▶ **Goal of the exercise**
Spot every line with the word "content" and return it.

(Dataset rows)
****************************************
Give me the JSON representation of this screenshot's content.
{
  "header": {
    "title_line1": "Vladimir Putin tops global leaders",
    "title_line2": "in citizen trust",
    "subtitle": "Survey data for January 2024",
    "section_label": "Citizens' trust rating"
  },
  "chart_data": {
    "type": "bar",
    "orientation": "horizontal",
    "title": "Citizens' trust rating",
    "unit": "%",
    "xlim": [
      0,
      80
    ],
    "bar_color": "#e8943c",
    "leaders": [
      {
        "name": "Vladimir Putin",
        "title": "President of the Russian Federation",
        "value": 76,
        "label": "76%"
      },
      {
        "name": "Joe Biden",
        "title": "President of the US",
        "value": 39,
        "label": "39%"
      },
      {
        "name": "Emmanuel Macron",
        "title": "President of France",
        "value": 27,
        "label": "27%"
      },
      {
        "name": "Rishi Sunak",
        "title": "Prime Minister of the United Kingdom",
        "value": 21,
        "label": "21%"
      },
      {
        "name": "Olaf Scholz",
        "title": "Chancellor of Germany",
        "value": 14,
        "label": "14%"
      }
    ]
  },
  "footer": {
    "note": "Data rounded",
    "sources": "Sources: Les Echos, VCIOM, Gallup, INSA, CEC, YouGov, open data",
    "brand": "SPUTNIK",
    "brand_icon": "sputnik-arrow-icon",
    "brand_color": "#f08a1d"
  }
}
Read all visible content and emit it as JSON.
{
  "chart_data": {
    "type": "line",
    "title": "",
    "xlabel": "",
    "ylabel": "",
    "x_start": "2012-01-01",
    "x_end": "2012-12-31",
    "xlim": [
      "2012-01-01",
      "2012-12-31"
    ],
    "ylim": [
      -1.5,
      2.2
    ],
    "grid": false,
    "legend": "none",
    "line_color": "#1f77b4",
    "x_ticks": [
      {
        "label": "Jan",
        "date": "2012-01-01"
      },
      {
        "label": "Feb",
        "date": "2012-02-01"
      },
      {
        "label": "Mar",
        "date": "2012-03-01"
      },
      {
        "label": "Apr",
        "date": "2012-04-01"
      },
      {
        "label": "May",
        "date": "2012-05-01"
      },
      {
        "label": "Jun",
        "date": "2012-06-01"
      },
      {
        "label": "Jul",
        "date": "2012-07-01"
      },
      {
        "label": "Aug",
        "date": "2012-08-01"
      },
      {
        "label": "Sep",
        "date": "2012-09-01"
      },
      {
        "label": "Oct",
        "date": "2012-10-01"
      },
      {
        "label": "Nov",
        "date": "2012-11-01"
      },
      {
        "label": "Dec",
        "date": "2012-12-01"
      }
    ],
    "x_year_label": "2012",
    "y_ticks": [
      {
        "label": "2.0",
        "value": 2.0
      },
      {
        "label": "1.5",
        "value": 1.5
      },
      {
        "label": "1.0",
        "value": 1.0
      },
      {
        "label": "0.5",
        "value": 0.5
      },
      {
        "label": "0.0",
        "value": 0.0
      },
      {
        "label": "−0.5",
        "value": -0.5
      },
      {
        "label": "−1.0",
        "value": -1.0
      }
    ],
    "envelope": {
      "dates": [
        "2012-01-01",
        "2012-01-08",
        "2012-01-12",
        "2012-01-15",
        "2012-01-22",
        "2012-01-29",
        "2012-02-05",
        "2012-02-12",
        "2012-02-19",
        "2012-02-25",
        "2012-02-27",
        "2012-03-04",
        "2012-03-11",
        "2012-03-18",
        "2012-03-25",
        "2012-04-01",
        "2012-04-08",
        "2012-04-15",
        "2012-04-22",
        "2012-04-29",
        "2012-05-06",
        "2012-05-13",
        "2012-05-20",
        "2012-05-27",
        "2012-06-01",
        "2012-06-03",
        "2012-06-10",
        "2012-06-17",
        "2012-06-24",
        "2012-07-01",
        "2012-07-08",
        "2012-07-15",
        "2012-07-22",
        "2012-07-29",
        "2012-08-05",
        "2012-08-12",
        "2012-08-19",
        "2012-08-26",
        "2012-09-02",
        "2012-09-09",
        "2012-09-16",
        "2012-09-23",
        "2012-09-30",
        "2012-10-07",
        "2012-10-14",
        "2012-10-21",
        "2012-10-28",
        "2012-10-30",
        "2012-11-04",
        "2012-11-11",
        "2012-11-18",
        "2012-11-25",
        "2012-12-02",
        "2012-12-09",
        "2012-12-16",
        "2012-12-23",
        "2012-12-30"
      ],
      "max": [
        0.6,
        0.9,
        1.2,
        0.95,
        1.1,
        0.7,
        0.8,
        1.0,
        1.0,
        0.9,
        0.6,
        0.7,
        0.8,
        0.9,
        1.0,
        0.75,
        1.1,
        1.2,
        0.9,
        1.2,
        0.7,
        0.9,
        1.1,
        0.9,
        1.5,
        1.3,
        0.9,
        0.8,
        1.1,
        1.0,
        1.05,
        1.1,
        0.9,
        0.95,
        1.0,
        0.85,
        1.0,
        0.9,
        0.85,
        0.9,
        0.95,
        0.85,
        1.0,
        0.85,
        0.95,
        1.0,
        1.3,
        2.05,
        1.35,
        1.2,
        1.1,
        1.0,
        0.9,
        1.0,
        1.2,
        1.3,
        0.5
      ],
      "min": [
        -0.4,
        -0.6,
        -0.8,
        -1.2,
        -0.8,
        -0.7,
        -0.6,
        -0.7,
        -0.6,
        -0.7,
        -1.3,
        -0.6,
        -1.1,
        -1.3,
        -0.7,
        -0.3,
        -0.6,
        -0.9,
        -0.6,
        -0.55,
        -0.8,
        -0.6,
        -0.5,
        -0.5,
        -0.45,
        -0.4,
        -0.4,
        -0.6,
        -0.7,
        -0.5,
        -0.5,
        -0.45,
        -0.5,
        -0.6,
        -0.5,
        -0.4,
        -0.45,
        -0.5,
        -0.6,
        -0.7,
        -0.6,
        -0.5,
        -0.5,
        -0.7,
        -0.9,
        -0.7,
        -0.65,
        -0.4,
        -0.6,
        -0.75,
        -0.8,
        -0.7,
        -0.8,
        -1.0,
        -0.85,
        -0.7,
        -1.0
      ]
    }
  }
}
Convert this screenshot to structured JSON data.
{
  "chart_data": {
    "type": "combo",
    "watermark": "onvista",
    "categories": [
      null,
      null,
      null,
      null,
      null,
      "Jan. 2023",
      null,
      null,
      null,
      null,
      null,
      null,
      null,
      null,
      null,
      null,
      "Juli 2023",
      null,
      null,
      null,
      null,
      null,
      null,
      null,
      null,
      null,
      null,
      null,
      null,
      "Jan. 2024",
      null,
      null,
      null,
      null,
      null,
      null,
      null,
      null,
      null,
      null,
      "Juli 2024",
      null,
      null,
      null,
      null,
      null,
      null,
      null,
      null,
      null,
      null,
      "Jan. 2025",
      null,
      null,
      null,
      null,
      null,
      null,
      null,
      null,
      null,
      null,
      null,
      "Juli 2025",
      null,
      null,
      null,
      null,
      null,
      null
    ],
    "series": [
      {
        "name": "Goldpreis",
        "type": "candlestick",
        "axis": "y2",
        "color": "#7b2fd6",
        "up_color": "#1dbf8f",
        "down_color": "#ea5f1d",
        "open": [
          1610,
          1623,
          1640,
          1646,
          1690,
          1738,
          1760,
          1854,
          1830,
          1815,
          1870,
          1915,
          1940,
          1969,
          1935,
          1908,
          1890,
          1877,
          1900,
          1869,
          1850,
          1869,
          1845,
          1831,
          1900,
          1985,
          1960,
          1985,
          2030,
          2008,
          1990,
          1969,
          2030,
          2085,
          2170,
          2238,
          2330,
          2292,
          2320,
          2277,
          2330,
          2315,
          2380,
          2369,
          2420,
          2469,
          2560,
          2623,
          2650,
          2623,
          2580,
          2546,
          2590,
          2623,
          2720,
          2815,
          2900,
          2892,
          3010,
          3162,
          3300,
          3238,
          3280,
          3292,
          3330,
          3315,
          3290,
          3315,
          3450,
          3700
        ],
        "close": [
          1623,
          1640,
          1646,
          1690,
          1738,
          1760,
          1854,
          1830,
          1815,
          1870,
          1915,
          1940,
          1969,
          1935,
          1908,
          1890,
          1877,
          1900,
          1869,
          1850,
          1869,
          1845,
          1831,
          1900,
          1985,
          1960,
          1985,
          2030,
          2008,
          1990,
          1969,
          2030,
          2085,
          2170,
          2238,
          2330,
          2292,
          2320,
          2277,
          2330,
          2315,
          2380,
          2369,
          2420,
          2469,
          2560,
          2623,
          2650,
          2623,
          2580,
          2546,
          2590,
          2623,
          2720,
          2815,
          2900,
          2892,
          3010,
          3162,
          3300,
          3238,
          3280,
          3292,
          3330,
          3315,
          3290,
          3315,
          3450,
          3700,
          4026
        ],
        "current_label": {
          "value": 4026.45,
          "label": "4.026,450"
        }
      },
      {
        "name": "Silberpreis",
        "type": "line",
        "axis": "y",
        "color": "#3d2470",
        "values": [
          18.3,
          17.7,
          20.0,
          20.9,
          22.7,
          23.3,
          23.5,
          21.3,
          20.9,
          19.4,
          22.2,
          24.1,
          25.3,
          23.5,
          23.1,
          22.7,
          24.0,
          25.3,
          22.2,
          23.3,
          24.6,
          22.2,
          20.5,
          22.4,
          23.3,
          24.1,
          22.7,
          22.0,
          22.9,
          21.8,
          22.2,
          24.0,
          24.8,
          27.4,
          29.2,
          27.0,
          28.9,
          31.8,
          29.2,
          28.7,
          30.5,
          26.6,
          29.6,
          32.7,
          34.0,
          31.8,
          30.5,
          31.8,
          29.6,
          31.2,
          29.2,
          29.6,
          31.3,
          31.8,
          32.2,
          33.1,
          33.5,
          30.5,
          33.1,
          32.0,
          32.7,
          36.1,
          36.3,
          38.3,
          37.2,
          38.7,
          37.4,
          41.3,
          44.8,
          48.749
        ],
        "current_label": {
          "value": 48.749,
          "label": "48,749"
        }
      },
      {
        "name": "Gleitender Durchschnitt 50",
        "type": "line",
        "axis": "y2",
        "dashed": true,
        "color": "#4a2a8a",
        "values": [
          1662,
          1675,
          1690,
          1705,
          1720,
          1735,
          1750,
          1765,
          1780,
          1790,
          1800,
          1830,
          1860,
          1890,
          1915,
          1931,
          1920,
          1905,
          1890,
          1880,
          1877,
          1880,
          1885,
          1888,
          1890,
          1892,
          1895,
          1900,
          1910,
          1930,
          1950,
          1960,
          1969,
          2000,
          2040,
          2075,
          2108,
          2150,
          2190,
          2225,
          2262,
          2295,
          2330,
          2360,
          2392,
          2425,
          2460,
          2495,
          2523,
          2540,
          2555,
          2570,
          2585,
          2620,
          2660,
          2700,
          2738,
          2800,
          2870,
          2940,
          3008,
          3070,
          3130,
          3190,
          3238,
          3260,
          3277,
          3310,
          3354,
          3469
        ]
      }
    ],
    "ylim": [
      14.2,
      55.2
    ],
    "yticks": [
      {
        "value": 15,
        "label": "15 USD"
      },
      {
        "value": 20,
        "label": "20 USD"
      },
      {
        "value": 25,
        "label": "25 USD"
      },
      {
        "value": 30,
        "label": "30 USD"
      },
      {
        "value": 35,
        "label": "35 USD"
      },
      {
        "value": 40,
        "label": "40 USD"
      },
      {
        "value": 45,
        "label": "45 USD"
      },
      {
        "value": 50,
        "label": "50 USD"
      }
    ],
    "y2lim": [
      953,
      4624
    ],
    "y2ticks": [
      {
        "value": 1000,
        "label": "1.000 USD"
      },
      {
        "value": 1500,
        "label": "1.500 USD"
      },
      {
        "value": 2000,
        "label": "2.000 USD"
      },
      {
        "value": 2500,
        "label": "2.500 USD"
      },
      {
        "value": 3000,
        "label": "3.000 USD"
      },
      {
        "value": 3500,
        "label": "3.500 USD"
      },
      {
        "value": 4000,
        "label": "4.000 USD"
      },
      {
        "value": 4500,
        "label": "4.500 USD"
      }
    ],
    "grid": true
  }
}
****************************************
▶ **Task output**
Give me the JSON representation of this screenshot's content.
Read all visible content and emit it as JSON.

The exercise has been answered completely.